* [Parts of the exercise]:
1 - Using the passage on the Battle of Muş, decide whether each statement agrees with it, answering yes or no and quoting the deciding words: (a) Timur's forces captured Bayazid before approaching Avnik; (b) Timur took the fortress of Avnik; (c) Avnik was held by a son of Qara Yusuf.
2 - Retype the stretch of the passage on the Battle of Muş from "The Battle of Muş" through "and Tilek Kavçin.".

* [Passage given]:
- Battle of Muş: Part of Timurid invasions of Azerbaijan
| Location | Muş, Turkey |
| Result | Qara Qoyunlu victory |

Belligerents
- Qara Qoyunlu: Timurid Empire

Commanders and leaders
- Qara Muhammad Qara Yusuf Yar Ali Pir Omar: Jahanshah Bahadur (WIA) Shah Malik † Amir Muhammad Aqbalshah Sheikh Ali Bahadur Amir Mirek

Strength
- 12,000: Unknown but more

Casualties and losses
- Unknown: Heavy

= Battle of Muş (1387) =

The Battle of Muş was a clash in 1387 between a large army sent by Amir Timur following the Battle of Çapakçur (1387), and the forces of Qara Muhammad and his son Qara Yusuf of the Qara Qoyunlu.

== Prelude ==
In 1386, Amir Timur had conquered much of Iran and was advancing west. The Qara Qoyunlu refused to submit to the Timurids. Timur accused the Qara Qoyunlu of attacking and looting a Hajj caravan, using it as justification to launch an invasion.
Departing from Nakhchivan in 1387, Timur's forces first captured the fortress of Bayazid (also known as Aydın Castle). He then approached the fortress of Avnik, held by Mısırlı Hoca, son of Qara Muhammad. Unable to take the formidable fortress, Timur encamped near the Çapakçur River and dispatched three wings of his army under his son Miran Shah, Muhammad Mirek, Sheikh Ali, Iqbalshah, and Tilek Kavçin.
Qara Muhammad, along with his son Qara Yusuf, withdrew to narrow mountain passes and ambushed the Timurid forces, inflicting heavy losses.

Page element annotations
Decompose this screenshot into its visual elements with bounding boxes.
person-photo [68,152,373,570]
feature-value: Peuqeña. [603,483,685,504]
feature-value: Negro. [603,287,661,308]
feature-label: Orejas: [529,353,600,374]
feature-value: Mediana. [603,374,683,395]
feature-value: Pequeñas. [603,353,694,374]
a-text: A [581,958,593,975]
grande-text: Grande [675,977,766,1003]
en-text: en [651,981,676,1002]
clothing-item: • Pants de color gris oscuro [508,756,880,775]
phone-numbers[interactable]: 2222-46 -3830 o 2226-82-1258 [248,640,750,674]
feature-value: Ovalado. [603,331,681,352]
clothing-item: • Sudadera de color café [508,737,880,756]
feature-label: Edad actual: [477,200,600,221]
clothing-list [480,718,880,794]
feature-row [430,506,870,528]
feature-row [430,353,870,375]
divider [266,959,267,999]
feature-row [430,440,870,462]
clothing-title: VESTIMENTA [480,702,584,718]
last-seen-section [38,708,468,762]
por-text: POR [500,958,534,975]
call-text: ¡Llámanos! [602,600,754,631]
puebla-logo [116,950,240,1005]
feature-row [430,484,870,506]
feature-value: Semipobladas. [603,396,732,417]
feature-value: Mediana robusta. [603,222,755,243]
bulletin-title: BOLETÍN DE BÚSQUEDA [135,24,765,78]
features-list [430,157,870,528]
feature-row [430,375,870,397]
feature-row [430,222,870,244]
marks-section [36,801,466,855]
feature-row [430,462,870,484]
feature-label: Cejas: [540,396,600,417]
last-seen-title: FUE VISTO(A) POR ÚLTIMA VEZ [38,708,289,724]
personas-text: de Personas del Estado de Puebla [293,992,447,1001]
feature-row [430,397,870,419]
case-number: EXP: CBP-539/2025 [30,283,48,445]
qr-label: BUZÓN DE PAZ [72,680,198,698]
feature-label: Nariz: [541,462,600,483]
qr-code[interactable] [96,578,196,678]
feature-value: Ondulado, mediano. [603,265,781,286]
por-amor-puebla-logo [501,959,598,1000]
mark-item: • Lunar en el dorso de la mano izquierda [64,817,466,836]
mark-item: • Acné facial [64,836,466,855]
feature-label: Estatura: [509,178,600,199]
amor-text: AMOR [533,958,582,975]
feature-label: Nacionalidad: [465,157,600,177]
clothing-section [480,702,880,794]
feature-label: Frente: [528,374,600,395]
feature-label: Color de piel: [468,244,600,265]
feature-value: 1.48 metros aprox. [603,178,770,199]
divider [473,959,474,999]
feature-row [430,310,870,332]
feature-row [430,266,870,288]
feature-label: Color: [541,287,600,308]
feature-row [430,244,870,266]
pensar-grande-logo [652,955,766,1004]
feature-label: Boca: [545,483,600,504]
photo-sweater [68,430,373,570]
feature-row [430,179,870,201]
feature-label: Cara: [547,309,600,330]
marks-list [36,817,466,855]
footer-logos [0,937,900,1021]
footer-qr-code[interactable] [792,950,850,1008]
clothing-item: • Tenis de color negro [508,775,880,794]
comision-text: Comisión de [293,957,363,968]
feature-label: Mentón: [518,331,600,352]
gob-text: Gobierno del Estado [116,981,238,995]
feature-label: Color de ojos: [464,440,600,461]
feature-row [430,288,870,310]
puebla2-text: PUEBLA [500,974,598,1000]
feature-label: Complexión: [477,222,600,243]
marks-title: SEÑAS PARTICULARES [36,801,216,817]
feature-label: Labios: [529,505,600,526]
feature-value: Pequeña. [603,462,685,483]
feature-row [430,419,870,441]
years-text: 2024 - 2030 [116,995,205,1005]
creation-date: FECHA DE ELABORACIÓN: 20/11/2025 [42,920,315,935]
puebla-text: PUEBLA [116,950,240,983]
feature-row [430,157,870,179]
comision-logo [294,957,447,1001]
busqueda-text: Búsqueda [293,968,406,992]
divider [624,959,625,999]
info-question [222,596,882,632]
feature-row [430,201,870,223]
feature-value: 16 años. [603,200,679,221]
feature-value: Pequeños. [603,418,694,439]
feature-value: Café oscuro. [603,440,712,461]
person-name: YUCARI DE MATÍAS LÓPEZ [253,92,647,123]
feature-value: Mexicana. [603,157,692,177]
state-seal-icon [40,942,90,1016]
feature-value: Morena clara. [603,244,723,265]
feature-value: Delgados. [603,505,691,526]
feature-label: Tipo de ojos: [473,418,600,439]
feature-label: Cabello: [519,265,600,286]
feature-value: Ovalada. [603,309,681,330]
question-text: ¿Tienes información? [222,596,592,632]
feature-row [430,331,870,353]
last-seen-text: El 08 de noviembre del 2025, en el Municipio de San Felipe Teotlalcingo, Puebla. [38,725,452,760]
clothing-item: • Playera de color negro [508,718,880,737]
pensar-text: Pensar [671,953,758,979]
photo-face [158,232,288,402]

* [Responses in order]:
1 -
(a) Yes: "Timur's forces first captured the fortress of Bayazid (also known as Aydın Castle). He then approached the fortress of Avnik"
(b) No: "Unable to take the formidable fortress"
(c) No: "held by Mısırlı Hoca, son of Qara Muhammad"

2 -
The Battle of Muş was a clash in 1387 between a large army sent by Amir Timur following the Battle of Çapakçur (1387), and the forces of Qara Muhammad and his son Qara Yusuf of the Qara Qoyunlu.

== Prelude ==
In 1386, Amir Timur had conquered much of Iran and was advancing west. The Qara Qoyunlu refused to submit to the Timurids. Timur accused the Qara Qoyunlu of attacking and looting a Hajj caravan, using it as justification to launch an invasion.
Departing from Nakhchivan in 1387, Timur's forces first captured the fortress of Bayazid (also known as Aydın Castle). He then approached the fortress of Avnik, held by Mısırlı Hoca, son of Qara Muhammad. Unable to take the formidable fortress, Timur encamped near the Çapakçur River and dispatched three wings of his army under his son Miran Shah, Muhammad Mirek, Sheikh Ali, Iqbalshah, and Tilek Kavçin.